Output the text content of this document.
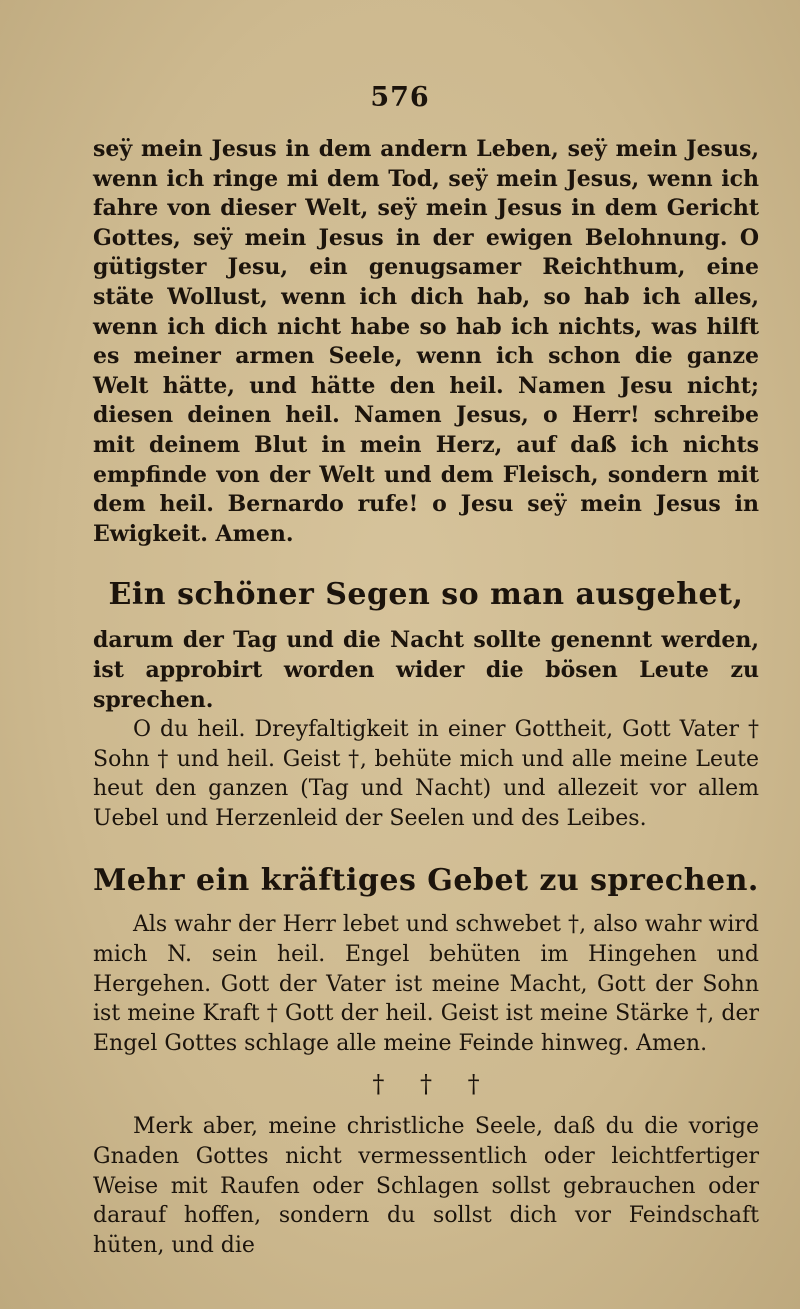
576

seÿ mein Jesus in dem andern Leben, seÿ mein Jesus, wenn ich ringe mi dem Tod, seÿ mein Jesus, wenn ich fahre von dieser Welt, seÿ mein Jesus in dem Gericht Gottes, seÿ mein Jesus in der ewigen Belohnung. O gütigster Jesu, ein genugsamer Reichthum, eine stäte Wollust, wenn ich dich hab, so hab ich alles, wenn ich dich nicht habe so hab ich nichts, was hilft es meiner armen Seele, wenn ich schon die ganze Welt hätte, und hätte den heil. Namen Jesu nicht; diesen deinen heil. Namen Jesus, o Herr! schreibe mit deinem Blut in mein Herz, auf daß ich nichts empfinde von der Welt und dem Fleisch, sondern mit dem heil. Bernardo rufe! o Jesu seÿ mein Jesus in Ewigkeit. Amen.

Ein schöner Segen so man ausgehet,

darum der Tag und die Nacht sollte genennt werden, ist approbirt worden wider die bösen Leute zu sprechen.

O du heil. Dreyfaltigkeit in einer Gottheit, Gott Vater † Sohn † und heil. Geist †, behüte mich und alle meine Leute heut den ganzen (Tag und Nacht) und allezeit vor allem Uebel und Herzenleid der Seelen und des Leibes.

Mehr ein kräftiges Gebet zu sprechen.

Als wahr der Herr lebet und schwebet †, also wahr wird mich N. sein heil. Engel behüten im Hingehen und Hergehen. Gott der Vater ist meine Macht, Gott der Sohn ist meine Kraft † Gott der heil. Geist ist meine Stärke †, der Engel Gottes schlage alle meine Feinde hinweg. Amen.

† † †

Merk aber, meine christliche Seele, daß du die vorige Gnaden Gottes nicht vermessentlich oder leichtfertiger Weise mit Raufen oder Schlagen sollst gebrauchen oder darauf hoffen, sondern du sollst dich vor Feindschaft hüten, und die
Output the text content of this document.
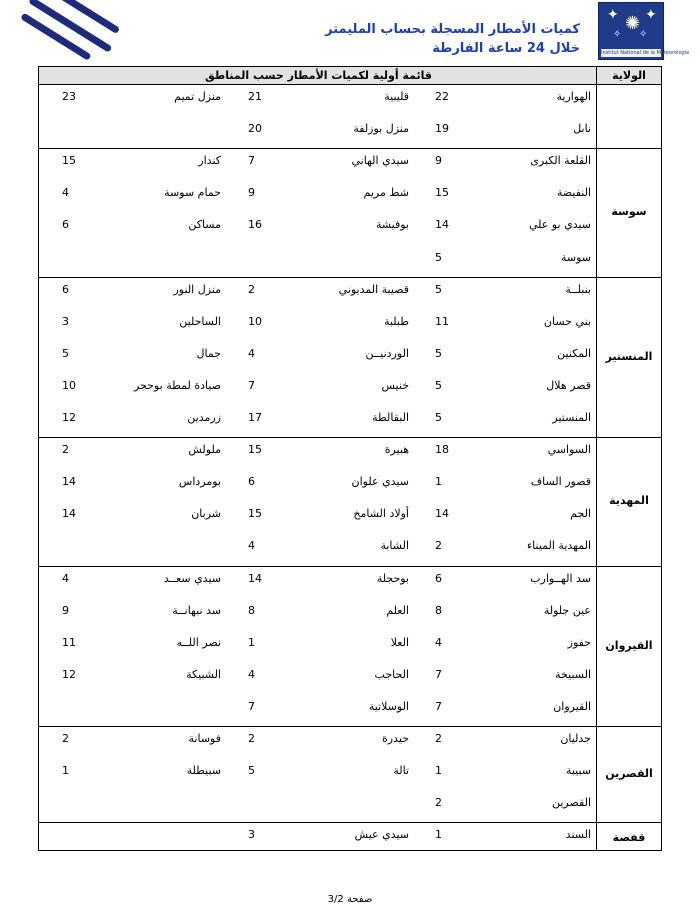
✦ ✺ ✦
✧ ✧
Institut National de la Météorologie
كميات الأمطار المسجلة بحساب المليمتر
خلال 24 ساعة الفارطة
قائمة أولية لكميات الأمطار حسب المناطق	الولاية
سوسة
المنستير
المهدية
القيروان
القصرين
قفصة
الهوارية
22
قليبية
21
منزل تميم
23
نابل
19
منزل بوزلفة
20
القلعة الكبرى
9
سيدي الهاني
7
كندار
15
النفيضة
15
شط مريم
9
حمام سوسة
4
سيدي بو علي
14
بوفيشة
16
مساكن
6
سوسة
5
بنبلــة
5
قصيبة المديوني
2
منزل النور
6
بني حسان
11
طبلبة
10
الساحلين
3
المكنين
5
الوردنيــن
4
جمال
5
قصر هلال
5
خنيس
7
صيادة لمطة بوحجر
10
المنستير
5
البقالطة
17
زرمدين
12
السواسي
18
هبيرة
15
ملولش
2
قصور الساف
1
سيدي علوان
6
بومرداس
14
الجم
14
أولاد الشامخ
15
شربان
14
المهدية الميناء
2
الشابة
4
سد الهــوارب
6
بوحجلة
14
سيدي سعــد
4
عين جلولة
8
العلم
8
سد نبهانــة
9
حفوز
4
العلا
1
نصر اللــه
11
السبيخة
7
الحاجب
4
الشبيكة
12
القيروان
7
الوسلاتية
7
جدليان
2
حيدرة
2
فوسانة
2
سبيبة
1
تالة
5
سبيطلة
1
القصرين
2
السند
1
سيدي عيش
3
صفحة 3/2
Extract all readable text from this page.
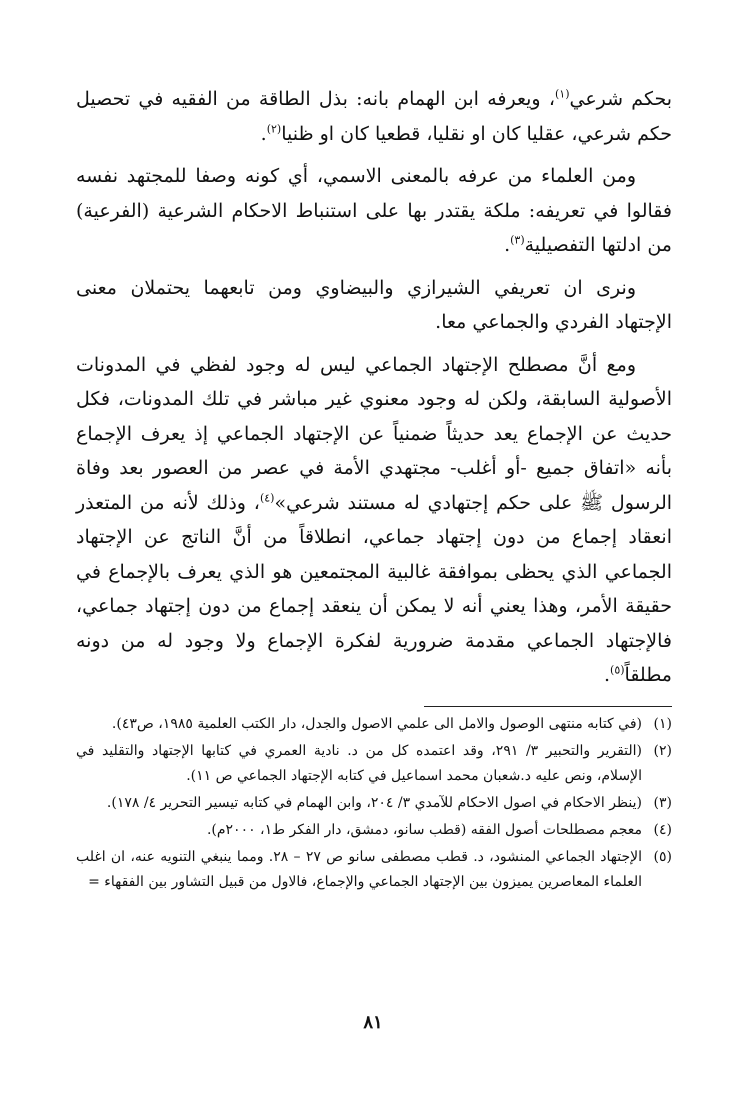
بحكم شرعي$^{(١)}$، ويعرفه ابن الهمام بانه: بذل الطاقة من الفقيه في تحصيل حكم شرعي، عقليا كان او نقليا، قطعيا كان او ظنيا$^{(٢)}$.

ومن العلماء من عرفه بالمعنى الاسمي، أي كونه وصفا للمجتهد نفسه فقالوا في تعريفه: ملكة يقتدر بها على استنباط الاحكام الشرعية (الفرعية) من ادلتها التفصيلية$^{(٣)}$.

ونرى ان تعريفي الشيرازي والبيضاوي ومن تابعهما يحتملان معنى الإجتهاد الفردي والجماعي معا.

ومع أنَّ مصطلح الإجتهاد الجماعي ليس له وجود لفظي في المدونات الأصولية السابقة، ولكن له وجود معنوي غير مباشر في تلك المدونات، فكل حديث عن الإجماع يعد حديثاً ضمنياً عن الإجتهاد الجماعي إذ يعرف الإجماع بأنه «اتفاق جميع -أو أغلب- مجتهدي الأمة في عصر من العصور بعد وفاة الرسول ﷺ على حكم إجتهادي له مستند شرعي»$^{(٤)}$، وذلك لأنه من المتعذر انعقاد إجماع من دون إجتهاد جماعي، انطلاقاً من أنَّ الناتج عن الإجتهاد الجماعي الذي يحظى بموافقة غالبية المجتمعين هو الذي يعرف بالإجماع في حقيقة الأمر، وهذا يعني أنه لا يمكن أن ينعقد إجماع من دون إجتهاد جماعي، فالإجتهاد الجماعي مقدمة ضرورية لفكرة الإجماع ولا وجود له من دونه مطلقاً$^{(٥)}$.

(١)
(في كتابه منتهى الوصول والامل الى علمي الاصول والجدل، دار الكتب العلمية ١٩٨٥، ص٤٣).
(٢)
(التقرير والتحبير ٣/ ٢٩١، وقد اعتمده كل من د. نادية العمري في كتابها الإجتهاد والتقليد في الإسلام، ونص عليه د.شعبان محمد اسماعيل في كتابه الإجتهاد الجماعي ص ١١).
(٣)
(ينظر الاحكام في اصول الاحكام للآمدي ٣/ ٢٠٤، وابن الهمام في كتابه تيسير التحرير ٤/ ١٧٨).
(٤)
معجم مصطلحات أصول الفقه (قطب سانو، دمشق، دار الفكر ط١، ٢٠٠٠م).
(٥)
الإجتهاد الجماعي المنشود، د. قطب مصطفى سانو ص ٢٧ – ٢٨. ومما ينبغي التنويه عنه، ان اغلب العلماء المعاصرين يميزون بين الإجتهاد الجماعي والإجماع، فالاول من قبيل التشاور بين الفقهاء =
٨١
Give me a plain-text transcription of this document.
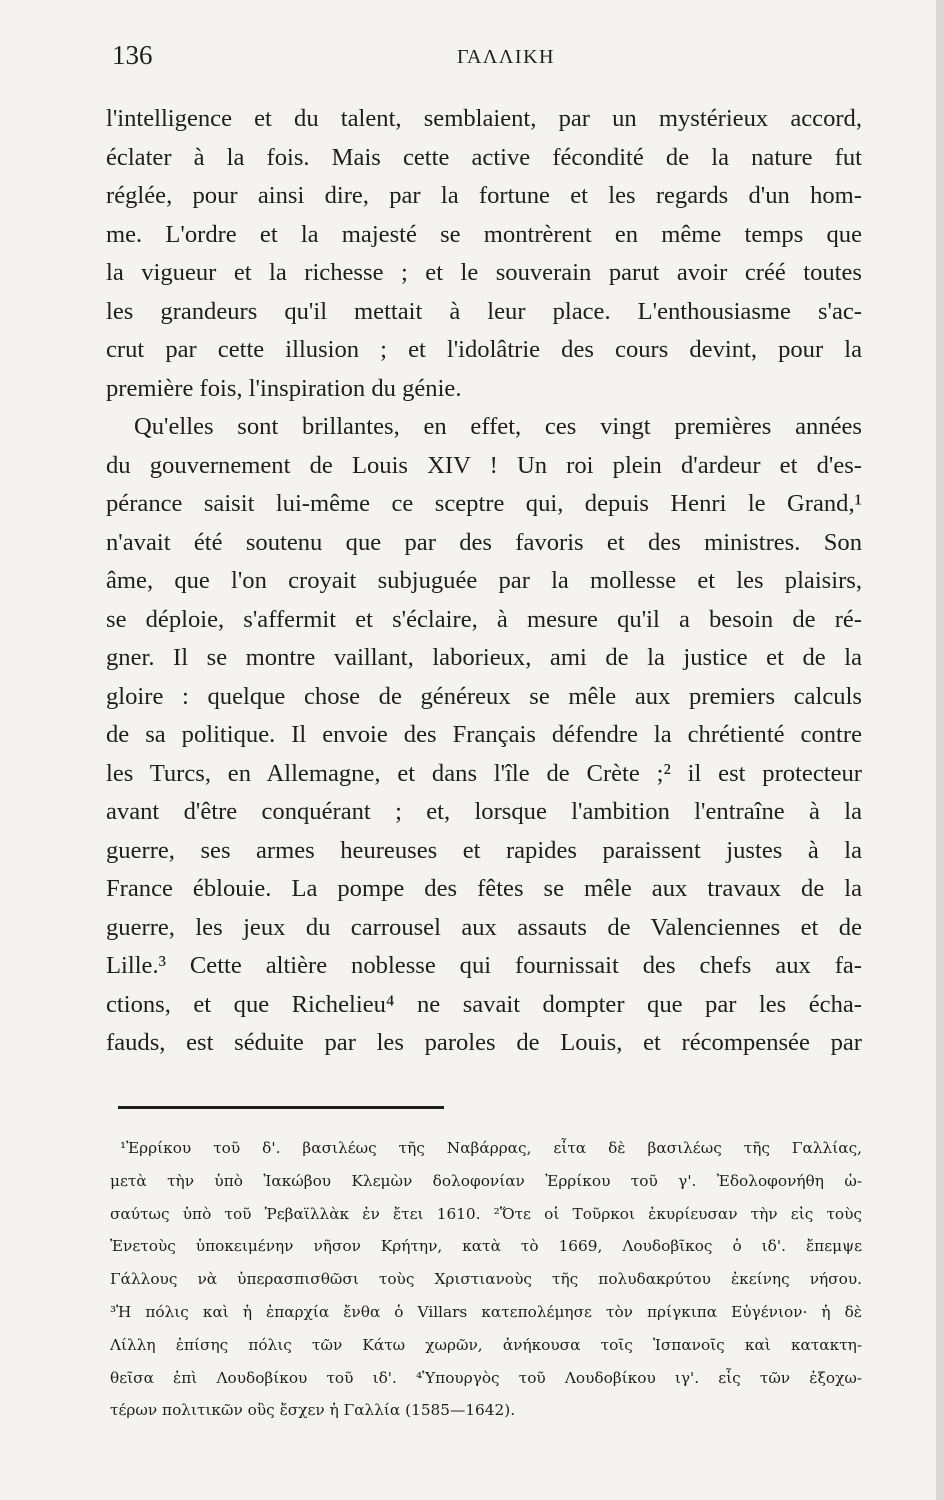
136	ΓΑΛΛΙΚΗ
l'intelligence et du talent, semblaient, par un mystérieux accord,
éclater à la fois. Mais cette active fécondité de la nature fut
réglée, pour ainsi dire, par la fortune et les regards d'un hom-
me. L'ordre et la majesté se montrèrent en même temps que
la vigueur et la richesse ; et le souverain parut avoir créé toutes
les grandeurs qu'il mettait à leur place. L'enthousiasme s'ac-
crut par cette illusion ; et l'idolâtrie des cours devint, pour la
première fois, l'inspiration du génie.
Qu'elles sont brillantes, en effet, ces vingt premières années
du gouvernement de Louis XIV ! Un roi plein d'ardeur et d'es-
pérance saisit lui-même ce sceptre qui, depuis Henri le Grand,¹
n'avait été soutenu que par des favoris et des ministres. Son
âme, que l'on croyait subjuguée par la mollesse et les plaisirs,
se déploie, s'affermit et s'éclaire, à mesure qu'il a besoin de ré-
gner. Il se montre vaillant, laborieux, ami de la justice et de la
gloire : quelque chose de généreux se mêle aux premiers calculs
de sa politique. Il envoie des Français défendre la chrétienté contre
les Turcs, en Allemagne, et dans l'île de Crète ;² il est protecteur
avant d'être conquérant ; et, lorsque l'ambition l'entraîne à la
guerre, ses armes heureuses et rapides paraissent justes à la
France éblouie. La pompe des fêtes se mêle aux travaux de la
guerre, les jeux du carrousel aux assauts de Valenciennes et de
Lille.³ Cette altière noblesse qui fournissait des chefs aux fa-
ctions, et que Richelieu⁴ ne savait dompter que par les écha-
fauds, est séduite par les paroles de Louis, et récompensée par
¹Ἐρρίκου τοῦ δ'. βασιλέως τῆς Ναβάρρας, εἶτα δὲ βασιλέως τῆς Γαλλίας,
μετὰ τὴν ὑπὸ Ἰακώβου Κλεμὼν δολοφονίαν Ἐρρίκου τοῦ γ'. Ἐδολοφονήθη ὡ-
σαύτως ὑπὸ τοῦ Ῥεβαϊλλὰκ ἐν ἔτει 1610. ²Ὅτε οἱ Τοῦρκοι ἐκυρίευσαν τὴν εἰς τοὺς
Ἐνετοὺς ὑποκειμένην νῆσον Κρήτην, κατὰ τὸ 1669, Λουδοβῖκος ὁ ιδ'. ἔπεμψε
Γάλλους νὰ ὑπερασπισθῶσι τοὺς Χριστιανοὺς τῆς πολυδακρύτου ἐκείνης νήσου.
³Ἡ πόλις καὶ ἡ ἐπαρχία ἔνθα ὁ Villars κατεπολέμησε τὸν πρίγκιπα Εὐγένιον· ἡ δὲ
Λίλλη ἐπίσης πόλις τῶν Κάτω χωρῶν, ἀνήκουσα τοῖς Ἱσπανοῖς καὶ κατακτη-
θεῖσα ἐπὶ Λουδοβίκου τοῦ ιδ'. ⁴Ὑπουργὸς τοῦ Λουδοβίκου ιγ'. εἷς τῶν ἐξοχω-
τέρων πολιτικῶν οὓς ἔσχεν ἡ Γαλλία (1585—1642).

---

→ **WRITTEN TASK**
Copy all lines from the listing that contain "sprechen".

→ **THE OUTPUT**
darum der Tag und die Nacht sollte genennt werden, ist approbirt worden wider die bösen Leute zu sprechen.
Mehr ein kräftiges Gebet zu sprechen.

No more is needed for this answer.